▶ [Stored data entries]:
━━━━━━━━━━━━━━━━
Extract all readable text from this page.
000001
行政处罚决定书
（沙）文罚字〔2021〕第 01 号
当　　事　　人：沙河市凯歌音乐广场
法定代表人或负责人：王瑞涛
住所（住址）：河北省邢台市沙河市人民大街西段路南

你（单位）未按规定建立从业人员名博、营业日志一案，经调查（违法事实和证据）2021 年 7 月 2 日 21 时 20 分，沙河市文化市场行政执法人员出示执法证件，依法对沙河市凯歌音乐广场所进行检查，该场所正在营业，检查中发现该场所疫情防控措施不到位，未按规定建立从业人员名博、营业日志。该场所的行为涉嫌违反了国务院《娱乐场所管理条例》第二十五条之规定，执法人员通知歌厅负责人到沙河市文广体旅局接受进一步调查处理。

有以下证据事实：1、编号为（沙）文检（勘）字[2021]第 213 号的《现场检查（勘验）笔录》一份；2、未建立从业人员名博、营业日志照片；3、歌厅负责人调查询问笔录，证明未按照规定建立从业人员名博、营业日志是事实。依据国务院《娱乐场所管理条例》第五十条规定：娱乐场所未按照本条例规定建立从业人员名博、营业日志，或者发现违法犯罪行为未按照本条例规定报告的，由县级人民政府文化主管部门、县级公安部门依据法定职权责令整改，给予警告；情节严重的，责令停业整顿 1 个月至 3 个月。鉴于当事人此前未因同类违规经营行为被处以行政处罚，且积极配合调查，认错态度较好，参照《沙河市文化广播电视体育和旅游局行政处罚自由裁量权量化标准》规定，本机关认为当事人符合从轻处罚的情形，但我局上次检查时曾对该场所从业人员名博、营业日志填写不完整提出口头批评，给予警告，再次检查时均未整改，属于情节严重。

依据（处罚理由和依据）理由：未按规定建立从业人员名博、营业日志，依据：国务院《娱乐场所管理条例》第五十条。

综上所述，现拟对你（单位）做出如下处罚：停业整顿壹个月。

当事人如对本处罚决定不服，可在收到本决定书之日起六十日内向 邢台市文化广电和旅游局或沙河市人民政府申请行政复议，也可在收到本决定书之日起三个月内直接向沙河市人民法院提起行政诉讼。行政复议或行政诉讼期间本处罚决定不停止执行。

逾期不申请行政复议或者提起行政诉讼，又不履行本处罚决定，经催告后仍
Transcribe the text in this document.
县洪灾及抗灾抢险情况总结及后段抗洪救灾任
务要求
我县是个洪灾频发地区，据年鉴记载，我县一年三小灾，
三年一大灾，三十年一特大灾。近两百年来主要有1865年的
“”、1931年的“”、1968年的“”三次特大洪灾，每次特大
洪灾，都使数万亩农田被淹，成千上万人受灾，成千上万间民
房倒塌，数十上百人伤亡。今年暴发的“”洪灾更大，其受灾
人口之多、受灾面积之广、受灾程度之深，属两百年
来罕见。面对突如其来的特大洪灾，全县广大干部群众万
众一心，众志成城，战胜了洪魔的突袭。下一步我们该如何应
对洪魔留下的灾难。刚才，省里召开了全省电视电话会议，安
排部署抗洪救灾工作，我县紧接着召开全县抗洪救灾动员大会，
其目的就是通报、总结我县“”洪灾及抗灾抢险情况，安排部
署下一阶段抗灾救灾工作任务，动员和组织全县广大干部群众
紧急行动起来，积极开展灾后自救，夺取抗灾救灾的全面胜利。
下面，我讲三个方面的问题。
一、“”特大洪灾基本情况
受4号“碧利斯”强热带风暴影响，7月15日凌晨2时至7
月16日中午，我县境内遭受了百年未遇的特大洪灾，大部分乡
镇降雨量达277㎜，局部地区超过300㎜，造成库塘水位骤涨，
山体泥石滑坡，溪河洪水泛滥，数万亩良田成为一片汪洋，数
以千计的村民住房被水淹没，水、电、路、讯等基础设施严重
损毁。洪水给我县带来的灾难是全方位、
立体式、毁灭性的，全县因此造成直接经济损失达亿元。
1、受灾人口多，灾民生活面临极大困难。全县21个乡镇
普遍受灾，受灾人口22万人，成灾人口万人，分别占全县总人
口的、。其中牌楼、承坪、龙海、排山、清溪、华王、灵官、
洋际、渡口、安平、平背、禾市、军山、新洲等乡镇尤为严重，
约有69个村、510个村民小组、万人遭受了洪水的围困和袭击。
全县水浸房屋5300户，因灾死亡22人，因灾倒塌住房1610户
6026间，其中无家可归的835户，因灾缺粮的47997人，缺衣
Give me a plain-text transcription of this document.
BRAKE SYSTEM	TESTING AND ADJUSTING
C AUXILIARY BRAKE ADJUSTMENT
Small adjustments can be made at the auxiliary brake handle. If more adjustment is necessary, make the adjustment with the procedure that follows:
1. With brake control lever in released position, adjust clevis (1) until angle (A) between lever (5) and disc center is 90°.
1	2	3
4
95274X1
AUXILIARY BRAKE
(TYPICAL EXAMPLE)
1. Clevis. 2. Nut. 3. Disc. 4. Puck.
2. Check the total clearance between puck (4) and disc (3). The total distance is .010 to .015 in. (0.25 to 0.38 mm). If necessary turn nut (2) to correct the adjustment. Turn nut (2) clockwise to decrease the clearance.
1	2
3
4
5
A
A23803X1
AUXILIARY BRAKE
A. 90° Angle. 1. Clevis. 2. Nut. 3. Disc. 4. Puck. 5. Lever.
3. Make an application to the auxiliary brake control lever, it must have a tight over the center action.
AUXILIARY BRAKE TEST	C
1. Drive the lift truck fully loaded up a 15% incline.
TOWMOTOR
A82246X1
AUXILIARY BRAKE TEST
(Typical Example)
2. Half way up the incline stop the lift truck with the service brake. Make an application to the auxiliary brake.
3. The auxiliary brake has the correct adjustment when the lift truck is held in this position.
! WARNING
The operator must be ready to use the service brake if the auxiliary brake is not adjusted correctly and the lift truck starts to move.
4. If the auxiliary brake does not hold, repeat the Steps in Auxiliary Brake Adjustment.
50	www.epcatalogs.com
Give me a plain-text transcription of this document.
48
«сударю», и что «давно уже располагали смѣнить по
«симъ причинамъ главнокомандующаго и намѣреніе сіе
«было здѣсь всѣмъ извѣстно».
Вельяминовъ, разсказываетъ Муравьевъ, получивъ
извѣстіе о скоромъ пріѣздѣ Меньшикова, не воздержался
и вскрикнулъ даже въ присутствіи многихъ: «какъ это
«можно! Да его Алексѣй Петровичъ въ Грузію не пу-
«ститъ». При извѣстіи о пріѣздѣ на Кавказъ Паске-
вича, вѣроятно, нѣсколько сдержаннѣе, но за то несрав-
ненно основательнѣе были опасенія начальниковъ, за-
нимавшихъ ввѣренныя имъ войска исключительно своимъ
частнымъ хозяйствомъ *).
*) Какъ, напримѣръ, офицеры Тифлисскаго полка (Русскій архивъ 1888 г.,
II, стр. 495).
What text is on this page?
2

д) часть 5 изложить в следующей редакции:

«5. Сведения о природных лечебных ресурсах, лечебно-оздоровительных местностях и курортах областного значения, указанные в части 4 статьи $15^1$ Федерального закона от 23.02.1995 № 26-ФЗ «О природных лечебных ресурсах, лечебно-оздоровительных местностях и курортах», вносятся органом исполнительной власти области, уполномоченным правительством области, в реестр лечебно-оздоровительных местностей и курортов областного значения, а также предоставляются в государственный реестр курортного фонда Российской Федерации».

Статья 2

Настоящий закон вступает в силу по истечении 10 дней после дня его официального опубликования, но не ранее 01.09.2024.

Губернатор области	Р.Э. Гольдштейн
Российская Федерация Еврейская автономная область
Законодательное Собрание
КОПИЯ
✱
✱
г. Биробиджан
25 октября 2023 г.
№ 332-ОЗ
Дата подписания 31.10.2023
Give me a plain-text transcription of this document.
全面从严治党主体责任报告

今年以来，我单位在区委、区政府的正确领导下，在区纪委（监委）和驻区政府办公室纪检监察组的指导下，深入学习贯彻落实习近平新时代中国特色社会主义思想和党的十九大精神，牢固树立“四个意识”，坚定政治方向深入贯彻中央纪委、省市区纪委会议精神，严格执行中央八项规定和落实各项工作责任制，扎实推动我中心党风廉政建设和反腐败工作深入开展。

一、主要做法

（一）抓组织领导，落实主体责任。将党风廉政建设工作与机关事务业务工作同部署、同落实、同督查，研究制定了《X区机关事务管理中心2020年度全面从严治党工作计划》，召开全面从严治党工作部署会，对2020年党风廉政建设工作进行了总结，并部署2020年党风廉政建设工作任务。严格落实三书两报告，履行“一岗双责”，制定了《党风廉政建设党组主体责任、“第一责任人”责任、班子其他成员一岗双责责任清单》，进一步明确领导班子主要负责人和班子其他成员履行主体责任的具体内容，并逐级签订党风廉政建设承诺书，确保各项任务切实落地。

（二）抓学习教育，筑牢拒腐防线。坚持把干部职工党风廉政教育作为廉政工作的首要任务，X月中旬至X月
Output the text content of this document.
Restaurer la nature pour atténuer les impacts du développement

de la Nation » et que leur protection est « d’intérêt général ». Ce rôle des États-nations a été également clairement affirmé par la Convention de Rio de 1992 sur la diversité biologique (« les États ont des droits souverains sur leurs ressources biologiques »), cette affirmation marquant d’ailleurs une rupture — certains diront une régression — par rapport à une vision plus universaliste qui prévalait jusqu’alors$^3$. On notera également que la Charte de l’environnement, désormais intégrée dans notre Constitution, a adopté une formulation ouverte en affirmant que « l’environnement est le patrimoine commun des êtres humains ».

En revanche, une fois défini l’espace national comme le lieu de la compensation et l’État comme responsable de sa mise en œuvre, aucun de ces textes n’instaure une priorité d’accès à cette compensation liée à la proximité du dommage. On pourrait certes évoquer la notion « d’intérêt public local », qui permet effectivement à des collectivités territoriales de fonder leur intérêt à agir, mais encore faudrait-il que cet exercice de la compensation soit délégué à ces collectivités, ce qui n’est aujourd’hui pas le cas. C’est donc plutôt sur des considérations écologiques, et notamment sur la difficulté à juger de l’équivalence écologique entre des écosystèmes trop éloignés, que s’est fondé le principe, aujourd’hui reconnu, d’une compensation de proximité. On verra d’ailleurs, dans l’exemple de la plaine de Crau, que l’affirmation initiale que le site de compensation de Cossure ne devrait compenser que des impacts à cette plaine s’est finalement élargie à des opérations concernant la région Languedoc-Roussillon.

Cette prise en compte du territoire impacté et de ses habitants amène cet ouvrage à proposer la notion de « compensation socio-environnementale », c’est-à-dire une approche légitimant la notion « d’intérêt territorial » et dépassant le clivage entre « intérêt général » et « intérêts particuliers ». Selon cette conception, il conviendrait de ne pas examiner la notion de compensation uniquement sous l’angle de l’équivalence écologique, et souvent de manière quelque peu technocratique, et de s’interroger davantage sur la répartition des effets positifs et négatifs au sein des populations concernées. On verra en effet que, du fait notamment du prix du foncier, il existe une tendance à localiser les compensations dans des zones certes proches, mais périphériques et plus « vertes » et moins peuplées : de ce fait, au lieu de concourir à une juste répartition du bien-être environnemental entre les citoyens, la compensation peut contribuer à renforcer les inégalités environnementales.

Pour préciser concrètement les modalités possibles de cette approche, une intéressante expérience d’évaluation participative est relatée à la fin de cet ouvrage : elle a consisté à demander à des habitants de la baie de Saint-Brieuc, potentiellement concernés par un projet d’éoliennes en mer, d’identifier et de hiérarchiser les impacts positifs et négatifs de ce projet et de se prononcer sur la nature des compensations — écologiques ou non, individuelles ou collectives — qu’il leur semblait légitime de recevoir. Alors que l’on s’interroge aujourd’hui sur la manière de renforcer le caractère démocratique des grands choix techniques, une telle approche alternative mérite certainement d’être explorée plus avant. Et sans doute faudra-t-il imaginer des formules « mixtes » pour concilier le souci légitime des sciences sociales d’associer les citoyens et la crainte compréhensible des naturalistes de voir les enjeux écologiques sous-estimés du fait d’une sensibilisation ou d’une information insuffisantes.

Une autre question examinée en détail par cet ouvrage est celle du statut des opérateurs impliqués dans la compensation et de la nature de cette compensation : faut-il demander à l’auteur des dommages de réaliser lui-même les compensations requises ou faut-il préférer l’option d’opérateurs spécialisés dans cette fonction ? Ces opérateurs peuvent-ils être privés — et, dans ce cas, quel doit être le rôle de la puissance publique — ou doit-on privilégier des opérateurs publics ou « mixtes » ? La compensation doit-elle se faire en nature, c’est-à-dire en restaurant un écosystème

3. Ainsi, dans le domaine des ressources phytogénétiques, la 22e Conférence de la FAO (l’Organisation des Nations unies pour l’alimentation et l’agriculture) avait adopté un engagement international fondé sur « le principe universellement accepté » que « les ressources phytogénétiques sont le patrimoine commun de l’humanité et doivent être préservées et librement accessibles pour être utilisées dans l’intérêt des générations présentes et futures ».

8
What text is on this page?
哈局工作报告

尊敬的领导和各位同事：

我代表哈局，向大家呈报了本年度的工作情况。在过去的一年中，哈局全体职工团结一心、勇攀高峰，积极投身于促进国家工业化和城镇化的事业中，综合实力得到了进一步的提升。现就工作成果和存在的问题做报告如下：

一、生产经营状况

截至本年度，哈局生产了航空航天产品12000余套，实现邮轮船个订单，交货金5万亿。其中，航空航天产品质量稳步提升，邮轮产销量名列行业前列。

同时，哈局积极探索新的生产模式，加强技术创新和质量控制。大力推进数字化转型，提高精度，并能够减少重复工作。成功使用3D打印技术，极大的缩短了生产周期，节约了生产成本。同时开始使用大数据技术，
━━━━━━━━━━━━━━━━
▶ [TASK]:
From the listing above, copy every line that holds the string "position".

▶ [SOLUTION TO THIS PROBLEM]:
1. With brake control lever in released position, adjust clevis (1) until angle (A) between lever (5) and disc center is 90°.
3. The auxiliary brake has the correct adjustment when the lift truck is held in this position.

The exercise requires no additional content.